_To be done_. Collect the lines of the entries where "Journal" shows up.

_Extracted material_.
(begin)
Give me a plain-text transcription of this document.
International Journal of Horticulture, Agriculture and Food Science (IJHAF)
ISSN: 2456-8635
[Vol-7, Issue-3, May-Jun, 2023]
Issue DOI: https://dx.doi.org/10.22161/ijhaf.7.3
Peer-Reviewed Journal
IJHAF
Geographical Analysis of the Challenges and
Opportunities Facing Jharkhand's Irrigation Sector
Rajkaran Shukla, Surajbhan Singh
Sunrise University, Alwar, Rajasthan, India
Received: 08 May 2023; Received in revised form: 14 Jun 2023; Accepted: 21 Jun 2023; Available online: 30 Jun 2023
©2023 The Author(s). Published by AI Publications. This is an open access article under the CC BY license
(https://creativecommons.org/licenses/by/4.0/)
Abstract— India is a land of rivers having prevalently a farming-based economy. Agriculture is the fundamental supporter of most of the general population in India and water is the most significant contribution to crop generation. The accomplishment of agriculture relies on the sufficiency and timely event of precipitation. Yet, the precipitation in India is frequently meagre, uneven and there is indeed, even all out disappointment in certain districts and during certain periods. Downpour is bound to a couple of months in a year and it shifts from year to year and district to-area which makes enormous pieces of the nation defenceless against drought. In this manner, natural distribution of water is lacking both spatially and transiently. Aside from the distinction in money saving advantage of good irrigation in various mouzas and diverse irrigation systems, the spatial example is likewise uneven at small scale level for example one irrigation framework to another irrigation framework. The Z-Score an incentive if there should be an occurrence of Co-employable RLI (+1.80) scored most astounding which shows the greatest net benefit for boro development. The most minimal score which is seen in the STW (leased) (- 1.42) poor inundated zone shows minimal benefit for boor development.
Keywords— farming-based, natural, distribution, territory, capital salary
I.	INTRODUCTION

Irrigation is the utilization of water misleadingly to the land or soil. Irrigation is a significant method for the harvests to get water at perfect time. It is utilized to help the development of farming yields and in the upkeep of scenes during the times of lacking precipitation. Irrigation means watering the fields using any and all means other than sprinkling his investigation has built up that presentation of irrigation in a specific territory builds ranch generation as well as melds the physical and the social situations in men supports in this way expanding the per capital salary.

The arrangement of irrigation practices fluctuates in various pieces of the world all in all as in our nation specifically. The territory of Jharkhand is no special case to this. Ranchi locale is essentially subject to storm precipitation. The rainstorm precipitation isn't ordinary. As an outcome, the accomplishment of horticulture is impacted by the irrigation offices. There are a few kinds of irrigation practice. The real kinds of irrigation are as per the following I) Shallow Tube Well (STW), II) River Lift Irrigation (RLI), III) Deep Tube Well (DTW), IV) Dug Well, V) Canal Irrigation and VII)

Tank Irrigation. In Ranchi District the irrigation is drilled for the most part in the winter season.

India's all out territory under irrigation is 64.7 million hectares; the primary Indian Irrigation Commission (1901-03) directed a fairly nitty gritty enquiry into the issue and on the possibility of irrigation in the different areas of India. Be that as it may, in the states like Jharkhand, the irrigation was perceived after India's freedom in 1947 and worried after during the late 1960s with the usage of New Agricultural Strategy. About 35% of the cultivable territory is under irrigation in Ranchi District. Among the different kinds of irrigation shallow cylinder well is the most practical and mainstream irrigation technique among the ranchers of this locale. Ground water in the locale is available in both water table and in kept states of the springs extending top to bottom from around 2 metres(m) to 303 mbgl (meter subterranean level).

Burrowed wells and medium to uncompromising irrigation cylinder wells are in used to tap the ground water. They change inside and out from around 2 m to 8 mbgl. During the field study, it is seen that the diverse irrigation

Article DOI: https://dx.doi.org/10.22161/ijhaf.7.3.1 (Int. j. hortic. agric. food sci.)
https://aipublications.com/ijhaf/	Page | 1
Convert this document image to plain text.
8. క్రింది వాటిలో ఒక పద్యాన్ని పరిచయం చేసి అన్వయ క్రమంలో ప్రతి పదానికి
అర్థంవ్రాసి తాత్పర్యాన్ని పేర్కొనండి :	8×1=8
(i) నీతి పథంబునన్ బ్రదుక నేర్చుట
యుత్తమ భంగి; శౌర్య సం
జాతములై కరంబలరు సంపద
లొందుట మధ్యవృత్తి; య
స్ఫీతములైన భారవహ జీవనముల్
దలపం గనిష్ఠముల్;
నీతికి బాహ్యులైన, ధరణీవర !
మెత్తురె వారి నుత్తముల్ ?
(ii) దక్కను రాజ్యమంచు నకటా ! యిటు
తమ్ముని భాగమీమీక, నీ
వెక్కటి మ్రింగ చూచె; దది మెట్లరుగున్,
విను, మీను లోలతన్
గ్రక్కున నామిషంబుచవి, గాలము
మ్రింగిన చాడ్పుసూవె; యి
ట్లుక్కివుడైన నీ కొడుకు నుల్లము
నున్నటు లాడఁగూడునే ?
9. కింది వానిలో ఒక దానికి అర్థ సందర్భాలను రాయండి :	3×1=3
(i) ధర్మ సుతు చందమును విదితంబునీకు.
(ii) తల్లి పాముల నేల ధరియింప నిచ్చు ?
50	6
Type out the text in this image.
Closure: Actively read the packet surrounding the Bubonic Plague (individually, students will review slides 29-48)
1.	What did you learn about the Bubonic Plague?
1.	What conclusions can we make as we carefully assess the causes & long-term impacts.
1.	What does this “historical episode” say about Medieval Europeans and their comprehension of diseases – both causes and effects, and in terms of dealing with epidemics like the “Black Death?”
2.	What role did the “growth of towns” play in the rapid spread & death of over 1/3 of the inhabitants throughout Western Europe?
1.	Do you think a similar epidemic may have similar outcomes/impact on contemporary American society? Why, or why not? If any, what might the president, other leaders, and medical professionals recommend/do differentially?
(end)
_Solved exercise_.
International Journal of Horticulture, Agriculture and Food Science (IJHAF)
Peer-Reviewed Journal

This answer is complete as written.